Written problem: Say how many lines contain the word "period" and give no other text.

Dataset records:
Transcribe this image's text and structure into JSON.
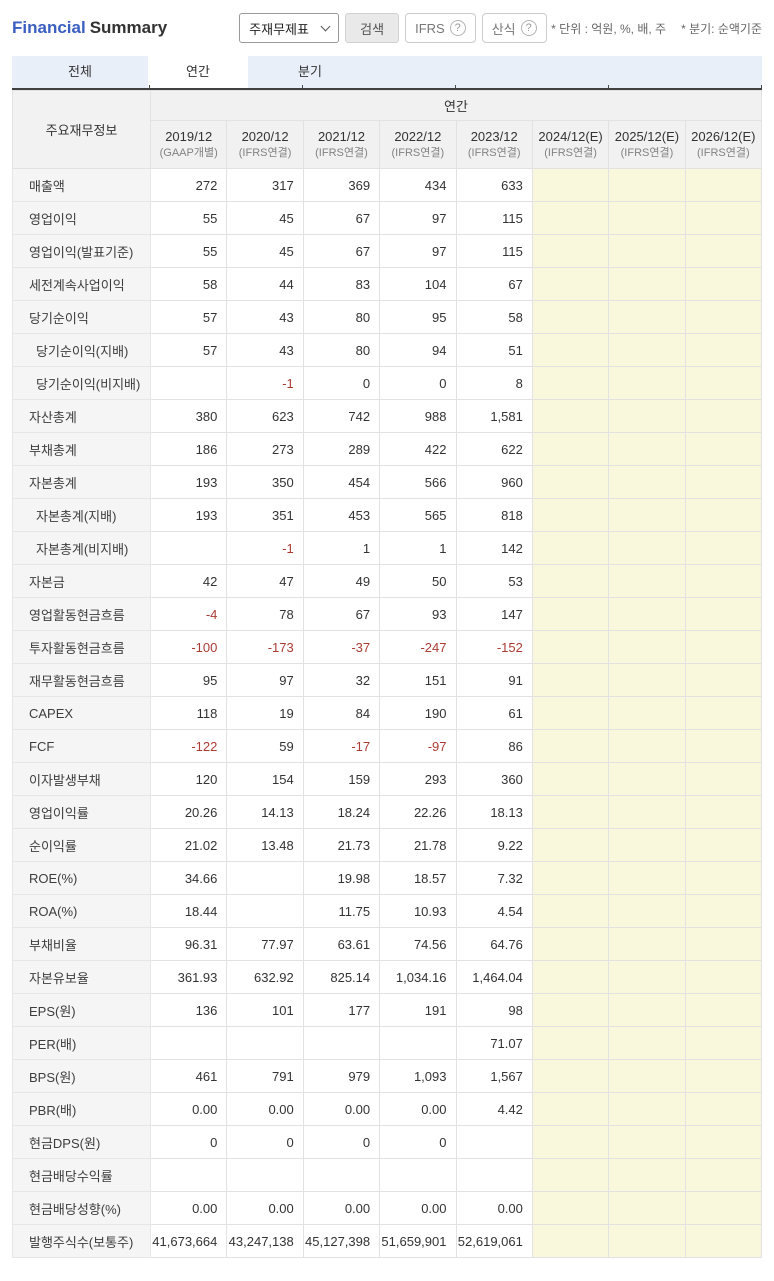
{
  "header": {
    "title_part1": "Financial",
    "title_part2": "Summary",
    "statement_select_value": "주재무제표",
    "search_label": "검색",
    "ifrs_label": "IFRS",
    "formula_label": "산식",
    "help_icon_glyph": "?",
    "unit_note": "* 단위 : 억원, %, 배, 주",
    "quarter_note": "* 분기: 순액기준"
  },
  "tabs": [
    {
      "label": "전체",
      "active": false
    },
    {
      "label": "연간",
      "active": true
    },
    {
      "label": "분기",
      "active": false
    }
  ],
  "table": {
    "corner_header": "주요재무정보",
    "group_header": "연간",
    "columns": [
      {
        "period": "2019/12",
        "basis": "(GAAP개별)",
        "estimate": false
      },
      {
        "period": "2020/12",
        "basis": "(IFRS연결)",
        "estimate": false
      },
      {
        "period": "2021/12",
        "basis": "(IFRS연결)",
        "estimate": false
      },
      {
        "period": "2022/12",
        "basis": "(IFRS연결)",
        "estimate": false
      },
      {
        "period": "2023/12",
        "basis": "(IFRS연결)",
        "estimate": false
      },
      {
        "period": "2024/12(E)",
        "basis": "(IFRS연결)",
        "estimate": true
      },
      {
        "period": "2025/12(E)",
        "basis": "(IFRS연결)",
        "estimate": true
      },
      {
        "period": "2026/12(E)",
        "basis": "(IFRS연결)",
        "estimate": true
      }
    ],
    "rows": [
      {
        "label": "매출액",
        "indent": false,
        "values": [
          "272",
          "317",
          "369",
          "434",
          "633",
          "",
          "",
          ""
        ]
      },
      {
        "label": "영업이익",
        "indent": false,
        "values": [
          "55",
          "45",
          "67",
          "97",
          "115",
          "",
          "",
          ""
        ]
      },
      {
        "label": "영업이익(발표기준)",
        "indent": false,
        "values": [
          "55",
          "45",
          "67",
          "97",
          "115",
          "",
          "",
          ""
        ]
      },
      {
        "label": "세전계속사업이익",
        "indent": false,
        "values": [
          "58",
          "44",
          "83",
          "104",
          "67",
          "",
          "",
          ""
        ]
      },
      {
        "label": "당기순이익",
        "indent": false,
        "values": [
          "57",
          "43",
          "80",
          "95",
          "58",
          "",
          "",
          ""
        ]
      },
      {
        "label": "당기순이익(지배)",
        "indent": true,
        "values": [
          "57",
          "43",
          "80",
          "94",
          "51",
          "",
          "",
          ""
        ]
      },
      {
        "label": "당기순이익(비지배)",
        "indent": true,
        "values": [
          "",
          "-1",
          "0",
          "0",
          "8",
          "",
          "",
          ""
        ]
      },
      {
        "label": "자산총계",
        "indent": false,
        "values": [
          "380",
          "623",
          "742",
          "988",
          "1,581",
          "",
          "",
          ""
        ]
      },
      {
        "label": "부채총계",
        "indent": false,
        "values": [
          "186",
          "273",
          "289",
          "422",
          "622",
          "",
          "",
          ""
        ]
      },
      {
        "label": "자본총계",
        "indent": false,
        "values": [
          "193",
          "350",
          "454",
          "566",
          "960",
          "",
          "",
          ""
        ]
      },
      {
        "label": "자본총계(지배)",
        "indent": true,
        "values": [
          "193",
          "351",
          "453",
          "565",
          "818",
          "",
          "",
          ""
        ]
      },
      {
        "label": "자본총계(비지배)",
        "indent": true,
        "values": [
          "",
          "-1",
          "1",
          "1",
          "142",
          "",
          "",
          ""
        ]
      },
      {
        "label": "자본금",
        "indent": false,
        "values": [
          "42",
          "47",
          "49",
          "50",
          "53",
          "",
          "",
          ""
        ]
      },
      {
        "label": "영업활동현금흐름",
        "indent": false,
        "values": [
          "-4",
          "78",
          "67",
          "93",
          "147",
          "",
          "",
          ""
        ]
      },
      {
        "label": "투자활동현금흐름",
        "indent": false,
        "values": [
          "-100",
          "-173",
          "-37",
          "-247",
          "-152",
          "",
          "",
          ""
        ]
      },
      {
        "label": "재무활동현금흐름",
        "indent": false,
        "values": [
          "95",
          "97",
          "32",
          "151",
          "91",
          "",
          "",
          ""
        ]
      },
      {
        "label": "CAPEX",
        "indent": false,
        "values": [
          "118",
          "19",
          "84",
          "190",
          "61",
          "",
          "",
          ""
        ]
      },
      {
        "label": "FCF",
        "indent": false,
        "values": [
          "-122",
          "59",
          "-17",
          "-97",
          "86",
          "",
          "",
          ""
        ]
      },
      {
        "label": "이자발생부채",
        "indent": false,
        "values": [
          "120",
          "154",
          "159",
          "293",
          "360",
          "",
          "",
          ""
        ]
      },
      {
        "label": "영업이익률",
        "indent": false,
        "values": [
          "20.26",
          "14.13",
          "18.24",
          "22.26",
          "18.13",
          "",
          "",
          ""
        ]
      },
      {
        "label": "순이익률",
        "indent": false,
        "values": [
          "21.02",
          "13.48",
          "21.73",
          "21.78",
          "9.22",
          "",
          "",
          ""
        ]
      },
      {
        "label": "ROE(%)",
        "indent": false,
        "values": [
          "34.66",
          "",
          "19.98",
          "18.57",
          "7.32",
          "",
          "",
          ""
        ]
      },
      {
        "label": "ROA(%)",
        "indent": false,
        "values": [
          "18.44",
          "",
          "11.75",
          "10.93",
          "4.54",
          "",
          "",
          ""
        ]
      },
      {
        "label": "부채비율",
        "indent": false,
        "values": [
          "96.31",
          "77.97",
          "63.61",
          "74.56",
          "64.76",
          "",
          "",
          ""
        ]
      },
      {
        "label": "자본유보율",
        "indent": false,
        "values": [
          "361.93",
          "632.92",
          "825.14",
          "1,034.16",
          "1,464.04",
          "",
          "",
          ""
        ]
      },
      {
        "label": "EPS(원)",
        "indent": false,
        "values": [
          "136",
          "101",
          "177",
          "191",
          "98",
          "",
          "",
          ""
        ]
      },
      {
        "label": "PER(배)",
        "indent": false,
        "values": [
          "",
          "",
          "",
          "",
          "71.07",
          "",
          "",
          ""
        ]
      },
      {
        "label": "BPS(원)",
        "indent": false,
        "values": [
          "461",
          "791",
          "979",
          "1,093",
          "1,567",
          "",
          "",
          ""
        ]
      },
      {
        "label": "PBR(배)",
        "indent": false,
        "values": [
          "0.00",
          "0.00",
          "0.00",
          "0.00",
          "4.42",
          "",
          "",
          ""
        ]
      },
      {
        "label": "현금DPS(원)",
        "indent": false,
        "values": [
          "0",
          "0",
          "0",
          "0",
          "",
          "",
          "",
          ""
        ]
      },
      {
        "label": "현금배당수익률",
        "indent": false,
        "values": [
          "",
          "",
          "",
          "",
          "",
          "",
          "",
          ""
        ]
      },
      {
        "label": "현금배당성향(%)",
        "indent": false,
        "values": [
          "0.00",
          "0.00",
          "0.00",
          "0.00",
          "0.00",
          "",
          "",
          ""
        ]
      },
      {
        "label": "발행주식수(보통주)",
        "indent": false,
        "values": [
          "41,673,664",
          "43,247,138",
          "45,127,398",
          "51,659,901",
          "52,619,061",
          "",
          "",
          ""
        ]
      }
    ]
  },
  "colors": {
    "title_accent": "#3b5fc0",
    "negative_value": "#ab3c33",
    "estimate_column_bg": "#faf8dc",
    "tabbar_bg": "#e9eff8",
    "header_cell_bg": "#f1f1f1",
    "row_label_bg": "#f5f5f5"
  }
}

Output of the task: 8